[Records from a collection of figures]
-- start --

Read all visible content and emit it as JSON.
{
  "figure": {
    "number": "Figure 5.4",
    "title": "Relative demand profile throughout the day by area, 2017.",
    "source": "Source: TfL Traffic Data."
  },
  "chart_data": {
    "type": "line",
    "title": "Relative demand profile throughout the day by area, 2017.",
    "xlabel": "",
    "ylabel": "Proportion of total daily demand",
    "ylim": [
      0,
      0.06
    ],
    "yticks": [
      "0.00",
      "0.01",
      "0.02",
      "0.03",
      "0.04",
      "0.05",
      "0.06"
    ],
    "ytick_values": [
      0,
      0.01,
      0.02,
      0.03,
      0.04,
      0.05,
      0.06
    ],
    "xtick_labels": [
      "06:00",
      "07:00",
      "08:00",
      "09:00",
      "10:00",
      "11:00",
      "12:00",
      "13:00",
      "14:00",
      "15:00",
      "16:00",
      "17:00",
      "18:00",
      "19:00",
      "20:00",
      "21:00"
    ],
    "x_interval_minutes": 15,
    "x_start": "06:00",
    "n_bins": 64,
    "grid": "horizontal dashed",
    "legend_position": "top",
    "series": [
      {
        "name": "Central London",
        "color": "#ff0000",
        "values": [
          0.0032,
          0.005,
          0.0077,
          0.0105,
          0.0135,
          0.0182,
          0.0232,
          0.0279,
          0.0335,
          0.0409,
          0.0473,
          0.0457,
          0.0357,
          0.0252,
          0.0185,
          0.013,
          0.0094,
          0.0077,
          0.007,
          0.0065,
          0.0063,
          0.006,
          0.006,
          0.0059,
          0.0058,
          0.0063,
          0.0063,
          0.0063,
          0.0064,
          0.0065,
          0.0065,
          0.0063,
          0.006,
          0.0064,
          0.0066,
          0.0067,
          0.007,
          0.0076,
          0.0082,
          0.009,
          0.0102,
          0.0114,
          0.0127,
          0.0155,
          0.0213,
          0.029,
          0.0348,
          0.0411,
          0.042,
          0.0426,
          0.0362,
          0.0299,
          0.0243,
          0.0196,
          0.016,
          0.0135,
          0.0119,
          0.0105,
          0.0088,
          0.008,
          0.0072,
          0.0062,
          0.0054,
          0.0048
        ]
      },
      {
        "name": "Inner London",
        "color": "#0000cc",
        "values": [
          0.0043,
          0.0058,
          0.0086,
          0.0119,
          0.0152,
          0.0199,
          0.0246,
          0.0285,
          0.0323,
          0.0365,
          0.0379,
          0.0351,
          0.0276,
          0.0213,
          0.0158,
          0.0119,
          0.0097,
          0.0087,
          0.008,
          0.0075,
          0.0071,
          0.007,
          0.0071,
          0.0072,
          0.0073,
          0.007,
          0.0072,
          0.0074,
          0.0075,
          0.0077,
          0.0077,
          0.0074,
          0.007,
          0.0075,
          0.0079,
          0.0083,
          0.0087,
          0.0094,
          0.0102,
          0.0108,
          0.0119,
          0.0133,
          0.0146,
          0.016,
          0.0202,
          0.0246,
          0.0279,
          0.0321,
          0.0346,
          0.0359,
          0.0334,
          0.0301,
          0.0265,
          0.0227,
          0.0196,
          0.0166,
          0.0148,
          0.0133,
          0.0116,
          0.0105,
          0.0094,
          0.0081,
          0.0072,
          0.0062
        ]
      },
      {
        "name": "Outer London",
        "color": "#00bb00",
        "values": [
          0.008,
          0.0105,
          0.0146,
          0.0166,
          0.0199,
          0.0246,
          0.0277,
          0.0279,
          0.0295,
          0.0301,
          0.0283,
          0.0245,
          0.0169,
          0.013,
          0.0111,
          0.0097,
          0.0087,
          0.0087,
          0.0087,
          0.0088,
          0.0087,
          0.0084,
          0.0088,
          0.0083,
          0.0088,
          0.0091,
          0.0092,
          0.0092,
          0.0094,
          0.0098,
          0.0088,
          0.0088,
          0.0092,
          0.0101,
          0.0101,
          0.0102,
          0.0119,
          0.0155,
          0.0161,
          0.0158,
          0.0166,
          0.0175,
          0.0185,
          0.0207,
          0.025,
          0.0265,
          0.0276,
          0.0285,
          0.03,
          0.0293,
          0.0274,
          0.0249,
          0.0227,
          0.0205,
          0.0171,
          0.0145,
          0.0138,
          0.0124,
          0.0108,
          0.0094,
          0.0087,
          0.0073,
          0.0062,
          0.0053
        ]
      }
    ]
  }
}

-- end --

* [Task description]: In full and verbatim, repeat the records given above.

* [Exercise response]:
Read all visible content and emit it as JSON.
{
  "figure": {
    "number": "Figure 5.4",
    "title": "Relative demand profile throughout the day by area, 2017.",
    "source": "Source: TfL Traffic Data."
  },
  "chart_data": {
    "type": "line",
    "title": "Relative demand profile throughout the day by area, 2017.",
    "xlabel": "",
    "ylabel": "Proportion of total daily demand",
    "ylim": [
      0,
      0.06
    ],
    "yticks": [
      "0.00",
      "0.01",
      "0.02",
      "0.03",
      "0.04",
      "0.05",
      "0.06"
    ],
    "ytick_values": [
      0,
      0.01,
      0.02,
      0.03,
      0.04,
      0.05,
      0.06
    ],
    "xtick_labels": [
      "06:00",
      "07:00",
      "08:00",
      "09:00",
      "10:00",
      "11:00",
      "12:00",
      "13:00",
      "14:00",
      "15:00",
      "16:00",
      "17:00",
      "18:00",
      "19:00",
      "20:00",
      "21:00"
    ],
    "x_interval_minutes": 15,
    "x_start": "06:00",
    "n_bins": 64,
    "grid": "horizontal dashed",
    "legend_position": "top",
    "series": [
      {
        "name": "Central London",
        "color": "#ff0000",
        "values": [
          0.0032,
          0.005,
          0.0077,
          0.0105,
          0.0135,
          0.0182,
          0.0232,
          0.0279,
          0.0335,
          0.0409,
          0.0473,
          0.0457,
          0.0357,
          0.0252,
          0.0185,
          0.013,
          0.0094,
          0.0077,
          0.007,
          0.0065,
          0.0063,
          0.006,
          0.006,
          0.0059,
          0.0058,
          0.0063,
          0.0063,
          0.0063,
          0.0064,
          0.0065,
          0.0065,
          0.0063,
          0.006,
          0.0064,
          0.0066,
          0.0067,
          0.007,
          0.0076,
          0.0082,
          0.009,
          0.0102,
          0.0114,
          0.0127,
          0.0155,
          0.0213,
          0.029,
          0.0348,
          0.0411,
          0.042,
          0.0426,
          0.0362,
          0.0299,
          0.0243,
          0.0196,
          0.016,
          0.0135,
          0.0119,
          0.0105,
          0.0088,
          0.008,
          0.0072,
          0.0062,
          0.0054,
          0.0048
        ]
      },
      {
        "name": "Inner London",
        "color": "#0000cc",
        "values": [
          0.0043,
          0.0058,
          0.0086,
          0.0119,
          0.0152,
          0.0199,
          0.0246,
          0.0285,
          0.0323,
          0.0365,
          0.0379,
          0.0351,
          0.0276,
          0.0213,
          0.0158,
          0.0119,
          0.0097,
          0.0087,
          0.008,
          0.0075,
          0.0071,
          0.007,
          0.0071,
          0.0072,
          0.0073,
          0.007,
          0.0072,
          0.0074,
          0.0075,
          0.0077,
          0.0077,
          0.0074,
          0.007,
          0.0075,
          0.0079,
          0.0083,
          0.0087,
          0.0094,
          0.0102,
          0.0108,
          0.0119,
          0.0133,
          0.0146,
          0.016,
          0.0202,
          0.0246,
          0.0279,
          0.0321,
          0.0346,
          0.0359,
          0.0334,
          0.0301,
          0.0265,
          0.0227,
          0.0196,
          0.0166,
          0.0148,
          0.0133,
          0.0116,
          0.0105,
          0.0094,
          0.0081,
          0.0072,
          0.0062
        ]
      },
      {
        "name": "Outer London",
        "color": "#00bb00",
        "values": [
          0.008,
          0.0105,
          0.0146,
          0.0166,
          0.0199,
          0.0246,
          0.0277,
          0.0279,
          0.0295,
          0.0301,
          0.0283,
          0.0245,
          0.0169,
          0.013,
          0.0111,
          0.0097,
          0.0087,
          0.0087,
          0.0087,
          0.0088,
          0.0087,
          0.0084,
          0.0088,
          0.0083,
          0.0088,
          0.0091,
          0.0092,
          0.0092,
          0.0094,
          0.0098,
          0.0088,
          0.0088,
          0.0092,
          0.0101,
          0.0101,
          0.0102,
          0.0119,
          0.0155,
          0.0161,
          0.0158,
          0.0166,
          0.0175,
          0.0185,
          0.0207,
          0.025,
          0.0265,
          0.0276,
          0.0285,
          0.03,
          0.0293,
          0.0274,
          0.0249,
          0.0227,
          0.0205,
          0.0171,
          0.0145,
          0.0138,
          0.0124,
          0.0108,
          0.0094,
          0.0087,
          0.0073,
          0.0062,
          0.0053
        ]
      }
    ]
  }
}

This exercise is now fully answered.